• WRITTEN EXERCISE
Read the listing below and copy out every line that holds "JSON".

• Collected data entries
┄┄┄┄┄┄
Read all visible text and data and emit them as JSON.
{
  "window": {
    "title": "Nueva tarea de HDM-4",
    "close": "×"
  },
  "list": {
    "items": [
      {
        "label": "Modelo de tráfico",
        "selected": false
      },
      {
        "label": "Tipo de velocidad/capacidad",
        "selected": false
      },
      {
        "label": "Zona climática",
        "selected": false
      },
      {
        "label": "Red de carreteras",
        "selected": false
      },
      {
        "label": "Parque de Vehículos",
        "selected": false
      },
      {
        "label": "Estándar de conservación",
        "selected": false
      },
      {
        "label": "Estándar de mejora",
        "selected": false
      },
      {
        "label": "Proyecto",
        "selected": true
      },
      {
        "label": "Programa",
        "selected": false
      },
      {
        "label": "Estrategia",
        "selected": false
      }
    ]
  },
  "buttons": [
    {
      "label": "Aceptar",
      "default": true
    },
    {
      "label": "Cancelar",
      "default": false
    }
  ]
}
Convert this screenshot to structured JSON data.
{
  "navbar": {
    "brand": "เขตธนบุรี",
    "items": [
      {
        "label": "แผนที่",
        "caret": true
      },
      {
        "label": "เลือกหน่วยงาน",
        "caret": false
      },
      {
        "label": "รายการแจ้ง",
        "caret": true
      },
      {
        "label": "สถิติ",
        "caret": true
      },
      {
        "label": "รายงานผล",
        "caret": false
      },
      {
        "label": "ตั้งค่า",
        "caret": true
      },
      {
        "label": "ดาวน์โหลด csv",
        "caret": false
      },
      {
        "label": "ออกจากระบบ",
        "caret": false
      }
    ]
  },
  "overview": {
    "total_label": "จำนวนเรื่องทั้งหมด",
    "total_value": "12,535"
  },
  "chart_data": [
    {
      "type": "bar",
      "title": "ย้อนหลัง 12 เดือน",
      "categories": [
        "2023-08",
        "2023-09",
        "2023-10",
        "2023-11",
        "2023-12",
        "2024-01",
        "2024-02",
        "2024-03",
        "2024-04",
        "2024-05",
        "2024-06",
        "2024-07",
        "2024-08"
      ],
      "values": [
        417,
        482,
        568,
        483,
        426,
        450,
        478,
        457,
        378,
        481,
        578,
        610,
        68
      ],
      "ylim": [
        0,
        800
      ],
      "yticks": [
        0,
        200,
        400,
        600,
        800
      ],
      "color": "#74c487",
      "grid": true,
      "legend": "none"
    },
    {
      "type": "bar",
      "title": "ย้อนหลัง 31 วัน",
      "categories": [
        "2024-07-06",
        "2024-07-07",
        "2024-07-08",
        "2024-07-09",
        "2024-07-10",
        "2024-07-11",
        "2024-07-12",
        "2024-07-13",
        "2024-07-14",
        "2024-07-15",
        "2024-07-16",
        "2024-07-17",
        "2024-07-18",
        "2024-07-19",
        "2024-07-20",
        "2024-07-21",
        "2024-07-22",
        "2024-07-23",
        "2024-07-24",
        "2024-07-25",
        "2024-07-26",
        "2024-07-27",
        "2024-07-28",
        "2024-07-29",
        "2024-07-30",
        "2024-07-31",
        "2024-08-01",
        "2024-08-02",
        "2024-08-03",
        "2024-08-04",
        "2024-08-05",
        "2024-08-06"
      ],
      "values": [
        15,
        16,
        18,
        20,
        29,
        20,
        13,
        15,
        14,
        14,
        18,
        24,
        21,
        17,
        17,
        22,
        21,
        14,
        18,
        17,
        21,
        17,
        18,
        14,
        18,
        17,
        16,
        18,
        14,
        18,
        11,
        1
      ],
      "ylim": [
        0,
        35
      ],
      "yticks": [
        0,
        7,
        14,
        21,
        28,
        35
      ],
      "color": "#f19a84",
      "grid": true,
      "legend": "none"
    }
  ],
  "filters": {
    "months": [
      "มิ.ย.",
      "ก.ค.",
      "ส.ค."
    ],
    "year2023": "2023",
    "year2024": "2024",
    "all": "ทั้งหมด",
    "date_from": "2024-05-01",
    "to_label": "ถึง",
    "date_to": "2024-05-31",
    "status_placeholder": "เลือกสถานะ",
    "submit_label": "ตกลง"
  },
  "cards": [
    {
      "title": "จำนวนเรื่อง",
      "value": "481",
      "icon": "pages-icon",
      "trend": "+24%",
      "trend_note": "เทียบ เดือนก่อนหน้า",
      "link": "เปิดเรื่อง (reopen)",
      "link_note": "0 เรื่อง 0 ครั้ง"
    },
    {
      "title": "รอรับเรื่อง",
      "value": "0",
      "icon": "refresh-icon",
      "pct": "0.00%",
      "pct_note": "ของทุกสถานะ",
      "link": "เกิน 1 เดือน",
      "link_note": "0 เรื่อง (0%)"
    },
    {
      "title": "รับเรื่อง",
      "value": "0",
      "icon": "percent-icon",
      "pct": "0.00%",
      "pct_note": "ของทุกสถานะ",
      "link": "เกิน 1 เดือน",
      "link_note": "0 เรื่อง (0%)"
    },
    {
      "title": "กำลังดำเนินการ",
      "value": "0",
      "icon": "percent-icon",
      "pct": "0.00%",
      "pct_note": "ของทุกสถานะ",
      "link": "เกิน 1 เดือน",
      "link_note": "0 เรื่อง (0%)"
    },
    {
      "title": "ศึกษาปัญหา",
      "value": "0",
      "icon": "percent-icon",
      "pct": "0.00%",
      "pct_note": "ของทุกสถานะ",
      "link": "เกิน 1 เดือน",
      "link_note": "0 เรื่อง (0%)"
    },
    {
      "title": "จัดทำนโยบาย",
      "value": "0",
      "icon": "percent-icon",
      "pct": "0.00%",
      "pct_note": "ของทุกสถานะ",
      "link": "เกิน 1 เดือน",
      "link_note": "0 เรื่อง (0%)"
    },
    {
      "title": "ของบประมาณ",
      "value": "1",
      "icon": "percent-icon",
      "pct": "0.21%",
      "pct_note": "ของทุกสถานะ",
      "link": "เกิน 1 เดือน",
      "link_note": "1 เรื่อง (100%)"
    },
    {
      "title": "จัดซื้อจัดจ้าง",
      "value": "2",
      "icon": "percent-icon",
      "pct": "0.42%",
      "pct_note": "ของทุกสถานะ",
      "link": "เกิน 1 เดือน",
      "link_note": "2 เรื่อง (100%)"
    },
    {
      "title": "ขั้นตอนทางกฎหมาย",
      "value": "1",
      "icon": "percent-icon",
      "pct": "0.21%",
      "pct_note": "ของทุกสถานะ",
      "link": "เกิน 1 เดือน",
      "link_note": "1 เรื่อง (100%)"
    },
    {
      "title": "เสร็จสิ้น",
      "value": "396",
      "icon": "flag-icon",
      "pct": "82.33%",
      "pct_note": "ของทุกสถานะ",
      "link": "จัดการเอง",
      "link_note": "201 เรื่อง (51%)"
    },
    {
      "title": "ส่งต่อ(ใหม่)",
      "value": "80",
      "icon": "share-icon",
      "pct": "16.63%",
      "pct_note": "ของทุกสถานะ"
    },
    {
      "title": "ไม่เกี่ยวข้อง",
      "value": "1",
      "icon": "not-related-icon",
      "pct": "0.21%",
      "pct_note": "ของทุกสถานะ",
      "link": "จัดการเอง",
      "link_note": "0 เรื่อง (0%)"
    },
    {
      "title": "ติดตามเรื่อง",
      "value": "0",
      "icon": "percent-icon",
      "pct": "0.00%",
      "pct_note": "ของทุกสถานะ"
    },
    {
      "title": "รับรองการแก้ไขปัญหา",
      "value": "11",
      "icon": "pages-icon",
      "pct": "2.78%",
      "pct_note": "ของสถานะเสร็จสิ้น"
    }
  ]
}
┄┄┄┄┄┄
• RESPONSE TO THE EXERCISE
Read all visible text and data and emit them as JSON.
Convert this screenshot to structured JSON data.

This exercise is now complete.